» **Trecho do documento**
+++

Segundo ela, o vício se desenvolveu em um período delicado de sua vida. Em depressão, sentindo-se sozinha e sobrecarregada, usava o jogo como forma de escape.
O vício em jogos
De acordo com a psiquiatra Vanessa Zafra, o vício em apostas geralmente começa como um hobby, uma forma de passar o tempo ou de fugir da realidade. A lógica do jogo, somada à liberação de dopamina, faz com que o desejo se torne constante e evolua para dependência.
“A dopamina controla a vontade e o impulso. A gente começa com uma experiência simples, jogando R$ 20 ou R$ 2, e isso vai ficando instigante. A mente passa a pensar: ‘eu preciso ganhar’. Essa instabilidade no sistema dopaminérgico gera o vício".
Ela acrescentou que pessoas emocionalmente vulneráveis ou que já possuem alguma dependência química ou transtorno aditivo são especialmente suscetíveis devido à predisposição biológica.
“Os pacientes que usam drogas têm de quatro a cinco vezes mais chances de desenvolver vício. Qualquer droga ilícita, álcool ou até tabaco já é fator de risco”, afirmou.
Essa foi a situação vivida por Maria ao iniciar nos jogos online. Tratando uma depressão, ela encontrou no jogo o escapismo descrito pela psiquiatra.
“A população que tem alguma dificuldade começa a buscar o que chamamos de escapismo: jogar para esquecer problemas, para buscar um suporte que não encontra em outro lugar".
O mecanismo de ganhos, aliado à adrenalina, cria um sistema de recompensa que fortalece o vício.
“Eu começo a jogar e aí eu perco. Então meu cérebro fala: ‘eu preciso jogar de novo para ganhar’. E, se eu ganhar, eu penso: ‘preciso jogar para ganhar mais’. A lógica é essa: eu sempre vou querer jogar. O jogo é feito para isso".
Mesmo após iniciar o tratamento, Maria ainda precisa lidar com o desejo de jogar e reorganizar seus hábitos para evitar recaídas.

+++

» **Conjunto de itens**
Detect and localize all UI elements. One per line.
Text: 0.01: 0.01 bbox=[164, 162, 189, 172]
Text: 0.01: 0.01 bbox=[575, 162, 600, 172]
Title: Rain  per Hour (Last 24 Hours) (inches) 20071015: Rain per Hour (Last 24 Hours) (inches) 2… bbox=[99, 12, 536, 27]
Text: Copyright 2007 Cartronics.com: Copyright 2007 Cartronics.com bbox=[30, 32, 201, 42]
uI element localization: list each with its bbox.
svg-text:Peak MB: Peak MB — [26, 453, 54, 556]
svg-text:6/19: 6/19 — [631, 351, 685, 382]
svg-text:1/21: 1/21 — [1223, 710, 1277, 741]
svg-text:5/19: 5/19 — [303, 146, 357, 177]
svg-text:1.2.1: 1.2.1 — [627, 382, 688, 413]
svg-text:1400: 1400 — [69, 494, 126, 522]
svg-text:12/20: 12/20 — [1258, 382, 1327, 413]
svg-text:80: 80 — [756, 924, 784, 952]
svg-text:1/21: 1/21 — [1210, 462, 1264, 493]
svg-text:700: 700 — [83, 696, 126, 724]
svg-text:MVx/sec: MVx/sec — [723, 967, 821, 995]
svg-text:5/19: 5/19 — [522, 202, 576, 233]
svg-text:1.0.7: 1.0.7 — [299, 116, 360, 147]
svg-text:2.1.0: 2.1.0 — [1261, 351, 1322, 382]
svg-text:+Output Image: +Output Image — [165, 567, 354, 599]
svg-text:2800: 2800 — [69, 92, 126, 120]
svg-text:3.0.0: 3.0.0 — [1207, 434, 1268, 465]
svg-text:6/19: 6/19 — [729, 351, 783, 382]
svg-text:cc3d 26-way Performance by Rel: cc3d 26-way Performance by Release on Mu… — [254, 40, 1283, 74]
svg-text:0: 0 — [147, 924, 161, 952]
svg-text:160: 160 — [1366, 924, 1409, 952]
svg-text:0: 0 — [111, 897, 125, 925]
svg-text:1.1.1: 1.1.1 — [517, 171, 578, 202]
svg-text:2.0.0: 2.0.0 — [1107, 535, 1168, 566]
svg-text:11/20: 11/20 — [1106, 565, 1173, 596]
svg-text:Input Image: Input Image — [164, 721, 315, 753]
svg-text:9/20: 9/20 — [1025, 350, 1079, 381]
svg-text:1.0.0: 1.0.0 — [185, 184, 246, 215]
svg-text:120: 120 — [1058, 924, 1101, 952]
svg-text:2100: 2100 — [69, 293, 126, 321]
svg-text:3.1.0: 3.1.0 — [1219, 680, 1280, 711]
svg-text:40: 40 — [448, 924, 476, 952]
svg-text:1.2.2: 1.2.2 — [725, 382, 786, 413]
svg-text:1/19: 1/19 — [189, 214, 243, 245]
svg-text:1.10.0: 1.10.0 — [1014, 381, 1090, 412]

+++

» **Tarefas**
1 > Liste as formas pelas quais, segundo a psiquiatra Vanessa Zafra no trecho sobre o vício em jogos, o vício em apostas geralmente começa.
2 > Repita a passagem do trecho sobre o vício em jogos que vai de "Ela acrescentou que" até "fortalece o vício.".

» **Respostas por tarefa**
1 >
- Como um hobby
- Como uma forma de passar o tempo
- Como uma forma de fugir da realidade

2 >
Ela acrescentou que pessoas emocionalmente vulneráveis ou que já possuem alguma dependência química ou transtorno aditivo são especialmente suscetíveis devido à predisposição biológica.
“Os pacientes que usam drogas têm de quatro a cinco vezes mais chances de desenvolver vício. Qualquer droga ilícita, álcool ou até tabaco já é fator de risco”, afirmou.
Essa foi a situação vivida por Maria ao iniciar nos jogos online. Tratando uma depressão, ela encontrou no jogo o escapismo descrito pela psiquiatra.
“A população que tem alguma dificuldade começa a buscar o que chamamos de escapismo: jogar para esquecer problemas, para buscar um suporte que não encontra em outro lugar".
O mecanismo de ganhos, aliado à adrenalina, cria um sistema de recompensa que fortalece o vício.